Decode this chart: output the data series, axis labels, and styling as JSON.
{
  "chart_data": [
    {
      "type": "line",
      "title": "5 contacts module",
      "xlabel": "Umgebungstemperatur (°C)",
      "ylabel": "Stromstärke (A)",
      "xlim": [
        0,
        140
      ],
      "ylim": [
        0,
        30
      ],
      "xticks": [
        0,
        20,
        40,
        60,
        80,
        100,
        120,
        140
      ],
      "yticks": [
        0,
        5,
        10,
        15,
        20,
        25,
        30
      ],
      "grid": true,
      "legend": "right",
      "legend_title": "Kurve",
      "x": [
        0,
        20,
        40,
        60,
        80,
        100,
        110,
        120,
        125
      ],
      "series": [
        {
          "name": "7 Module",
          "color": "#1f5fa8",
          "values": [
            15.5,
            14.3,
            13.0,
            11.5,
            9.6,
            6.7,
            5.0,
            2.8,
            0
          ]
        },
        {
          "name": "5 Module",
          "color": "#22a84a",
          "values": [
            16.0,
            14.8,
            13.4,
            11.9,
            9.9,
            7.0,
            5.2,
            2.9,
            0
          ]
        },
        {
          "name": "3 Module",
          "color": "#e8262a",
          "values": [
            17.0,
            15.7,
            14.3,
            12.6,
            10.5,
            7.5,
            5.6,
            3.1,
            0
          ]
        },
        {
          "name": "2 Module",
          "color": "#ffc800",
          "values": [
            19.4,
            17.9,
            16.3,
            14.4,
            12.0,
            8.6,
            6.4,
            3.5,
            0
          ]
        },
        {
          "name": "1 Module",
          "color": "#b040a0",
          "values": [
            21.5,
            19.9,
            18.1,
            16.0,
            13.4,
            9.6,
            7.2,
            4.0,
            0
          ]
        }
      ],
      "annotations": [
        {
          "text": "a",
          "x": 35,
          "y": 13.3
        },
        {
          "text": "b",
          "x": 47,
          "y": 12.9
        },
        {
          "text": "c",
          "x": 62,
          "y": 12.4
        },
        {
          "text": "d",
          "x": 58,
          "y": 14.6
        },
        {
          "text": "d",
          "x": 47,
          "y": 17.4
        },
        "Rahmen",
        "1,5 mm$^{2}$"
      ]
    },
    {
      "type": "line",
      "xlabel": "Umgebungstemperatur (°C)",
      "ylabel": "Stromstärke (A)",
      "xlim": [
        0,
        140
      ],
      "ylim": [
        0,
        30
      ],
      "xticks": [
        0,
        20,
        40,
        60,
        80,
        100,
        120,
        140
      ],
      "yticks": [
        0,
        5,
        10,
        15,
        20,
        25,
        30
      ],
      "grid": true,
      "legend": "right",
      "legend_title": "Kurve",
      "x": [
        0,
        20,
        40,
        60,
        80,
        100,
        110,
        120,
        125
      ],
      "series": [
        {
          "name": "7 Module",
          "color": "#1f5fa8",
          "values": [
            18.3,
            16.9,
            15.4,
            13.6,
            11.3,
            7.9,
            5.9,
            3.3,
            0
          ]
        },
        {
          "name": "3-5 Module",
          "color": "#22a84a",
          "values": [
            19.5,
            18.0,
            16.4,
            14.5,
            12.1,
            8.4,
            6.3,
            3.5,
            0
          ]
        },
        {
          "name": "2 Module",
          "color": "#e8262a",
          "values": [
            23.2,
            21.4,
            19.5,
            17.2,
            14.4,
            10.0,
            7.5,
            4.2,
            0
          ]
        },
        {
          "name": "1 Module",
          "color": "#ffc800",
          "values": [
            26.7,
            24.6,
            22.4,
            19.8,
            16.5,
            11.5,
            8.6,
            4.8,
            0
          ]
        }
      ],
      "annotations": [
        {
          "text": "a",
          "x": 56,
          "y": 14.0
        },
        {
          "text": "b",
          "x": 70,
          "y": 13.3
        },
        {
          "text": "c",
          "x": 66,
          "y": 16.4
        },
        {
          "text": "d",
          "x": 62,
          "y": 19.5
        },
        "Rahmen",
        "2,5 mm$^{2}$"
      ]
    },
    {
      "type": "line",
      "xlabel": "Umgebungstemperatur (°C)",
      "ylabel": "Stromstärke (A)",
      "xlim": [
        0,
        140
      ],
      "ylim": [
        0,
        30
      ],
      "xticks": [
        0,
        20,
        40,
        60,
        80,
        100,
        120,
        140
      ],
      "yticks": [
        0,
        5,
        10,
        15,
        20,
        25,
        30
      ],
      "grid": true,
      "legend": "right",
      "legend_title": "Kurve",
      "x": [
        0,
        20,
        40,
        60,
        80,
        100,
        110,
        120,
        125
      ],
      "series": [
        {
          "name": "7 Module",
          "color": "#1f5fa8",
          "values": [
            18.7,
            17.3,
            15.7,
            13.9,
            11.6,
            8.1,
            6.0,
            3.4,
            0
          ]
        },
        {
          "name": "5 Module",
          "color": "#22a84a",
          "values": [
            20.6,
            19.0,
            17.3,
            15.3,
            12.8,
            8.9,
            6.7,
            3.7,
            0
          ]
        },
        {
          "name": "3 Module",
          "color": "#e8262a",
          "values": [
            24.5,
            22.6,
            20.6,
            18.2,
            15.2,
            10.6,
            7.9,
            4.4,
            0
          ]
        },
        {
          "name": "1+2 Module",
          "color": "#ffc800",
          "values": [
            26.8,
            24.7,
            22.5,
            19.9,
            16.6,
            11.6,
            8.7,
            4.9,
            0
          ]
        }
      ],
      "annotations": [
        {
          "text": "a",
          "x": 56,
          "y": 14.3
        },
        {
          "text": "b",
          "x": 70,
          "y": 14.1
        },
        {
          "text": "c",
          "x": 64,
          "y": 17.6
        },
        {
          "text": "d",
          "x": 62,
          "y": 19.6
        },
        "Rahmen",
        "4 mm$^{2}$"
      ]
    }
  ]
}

• [YOUR GOAL]: Copy all the records above precisely.

• [RESULT OF THE EXERCISE]:
Decode this chart: output the data series, axis labels, and styling as JSON.
{
  "chart_data": [
    {
      "type": "line",
      "title": "5 contacts module",
      "xlabel": "Umgebungstemperatur (°C)",
      "ylabel": "Stromstärke (A)",
      "xlim": [
        0,
        140
      ],
      "ylim": [
        0,
        30
      ],
      "xticks": [
        0,
        20,
        40,
        60,
        80,
        100,
        120,
        140
      ],
      "yticks": [
        0,
        5,
        10,
        15,
        20,
        25,
        30
      ],
      "grid": true,
      "legend": "right",
      "legend_title": "Kurve",
      "x": [
        0,
        20,
        40,
        60,
        80,
        100,
        110,
        120,
        125
      ],
      "series": [
        {
          "name": "7 Module",
          "color": "#1f5fa8",
          "values": [
            15.5,
            14.3,
            13.0,
            11.5,
            9.6,
            6.7,
            5.0,
            2.8,
            0
          ]
        },
        {
          "name": "5 Module",
          "color": "#22a84a",
          "values": [
            16.0,
            14.8,
            13.4,
            11.9,
            9.9,
            7.0,
            5.2,
            2.9,
            0
          ]
        },
        {
          "name": "3 Module",
          "color": "#e8262a",
          "values": [
            17.0,
            15.7,
            14.3,
            12.6,
            10.5,
            7.5,
            5.6,
            3.1,
            0
          ]
        },
        {
          "name": "2 Module",
          "color": "#ffc800",
          "values": [
            19.4,
            17.9,
            16.3,
            14.4,
            12.0,
            8.6,
            6.4,
            3.5,
            0
          ]
        },
        {
          "name": "1 Module",
          "color": "#b040a0",
          "values": [
            21.5,
            19.9,
            18.1,
            16.0,
            13.4,
            9.6,
            7.2,
            4.0,
            0
          ]
        }
      ],
      "annotations": [
        {
          "text": "a",
          "x": 35,
          "y": 13.3
        },
        {
          "text": "b",
          "x": 47,
          "y": 12.9
        },
        {
          "text": "c",
          "x": 62,
          "y": 12.4
        },
        {
          "text": "d",
          "x": 58,
          "y": 14.6
        },
        {
          "text": "d",
          "x": 47,
          "y": 17.4
        },
        "Rahmen",
        "1,5 mm$^{2}$"
      ]
    },
    {
      "type": "line",
      "xlabel": "Umgebungstemperatur (°C)",
      "ylabel": "Stromstärke (A)",
      "xlim": [
        0,
        140
      ],
      "ylim": [
        0,
        30
      ],
      "xticks": [
        0,
        20,
        40,
        60,
        80,
        100,
        120,
        140
      ],
      "yticks": [
        0,
        5,
        10,
        15,
        20,
        25,
        30
      ],
      "grid": true,
      "legend": "right",
      "legend_title": "Kurve",
      "x": [
        0,
        20,
        40,
        60,
        80,
        100,
        110,
        120,
        125
      ],
      "series": [
        {
          "name": "7 Module",
          "color": "#1f5fa8",
          "values": [
            18.3,
            16.9,
            15.4,
            13.6,
            11.3,
            7.9,
            5.9,
            3.3,
            0
          ]
        },
        {
          "name": "3-5 Module",
          "color": "#22a84a",
          "values": [
            19.5,
            18.0,
            16.4,
            14.5,
            12.1,
            8.4,
            6.3,
            3.5,
            0
          ]
        },
        {
          "name": "2 Module",
          "color": "#e8262a",
          "values": [
            23.2,
            21.4,
            19.5,
            17.2,
            14.4,
            10.0,
            7.5,
            4.2,
            0
          ]
        },
        {
          "name": "1 Module",
          "color": "#ffc800",
          "values": [
            26.7,
            24.6,
            22.4,
            19.8,
            16.5,
            11.5,
            8.6,
            4.8,
            0
          ]
        }
      ],
      "annotations": [
        {
          "text": "a",
          "x": 56,
          "y": 14.0
        },
        {
          "text": "b",
          "x": 70,
          "y": 13.3
        },
        {
          "text": "c",
          "x": 66,
          "y": 16.4
        },
        {
          "text": "d",
          "x": 62,
          "y": 19.5
        },
        "Rahmen",
        "2,5 mm$^{2}$"
      ]
    },
    {
      "type": "line",
      "xlabel": "Umgebungstemperatur (°C)",
      "ylabel": "Stromstärke (A)",
      "xlim": [
        0,
        140
      ],
      "ylim": [
        0,
        30
      ],
      "xticks": [
        0,
        20,
        40,
        60,
        80,
        100,
        120,
        140
      ],
      "yticks": [
        0,
        5,
        10,
        15,
        20,
        25,
        30
      ],
      "grid": true,
      "legend": "right",
      "legend_title": "Kurve",
      "x": [
        0,
        20,
        40,
        60,
        80,
        100,
        110,
        120,
        125
      ],
      "series": [
        {
          "name": "7 Module",
          "color": "#1f5fa8",
          "values": [
            18.7,
            17.3,
            15.7,
            13.9,
            11.6,
            8.1,
            6.0,
            3.4,
            0
          ]
        },
        {
          "name": "5 Module",
          "color": "#22a84a",
          "values": [
            20.6,
            19.0,
            17.3,
            15.3,
            12.8,
            8.9,
            6.7,
            3.7,
            0
          ]
        },
        {
          "name": "3 Module",
          "color": "#e8262a",
          "values": [
            24.5,
            22.6,
            20.6,
            18.2,
            15.2,
            10.6,
            7.9,
            4.4,
            0
          ]
        },
        {
          "name": "1+2 Module",
          "color": "#ffc800",
          "values": [
            26.8,
            24.7,
            22.5,
            19.9,
            16.6,
            11.6,
            8.7,
            4.9,
            0
          ]
        }
      ],
      "annotations": [
        {
          "text": "a",
          "x": 56,
          "y": 14.3
        },
        {
          "text": "b",
          "x": 70,
          "y": 14.1
        },
        {
          "text": "c",
          "x": 64,
          "y": 17.6
        },
        {
          "text": "d",
          "x": 62,
          "y": 19.6
        },
        "Rahmen",
        "4 mm$^{2}$"
      ]
    }
  ]
}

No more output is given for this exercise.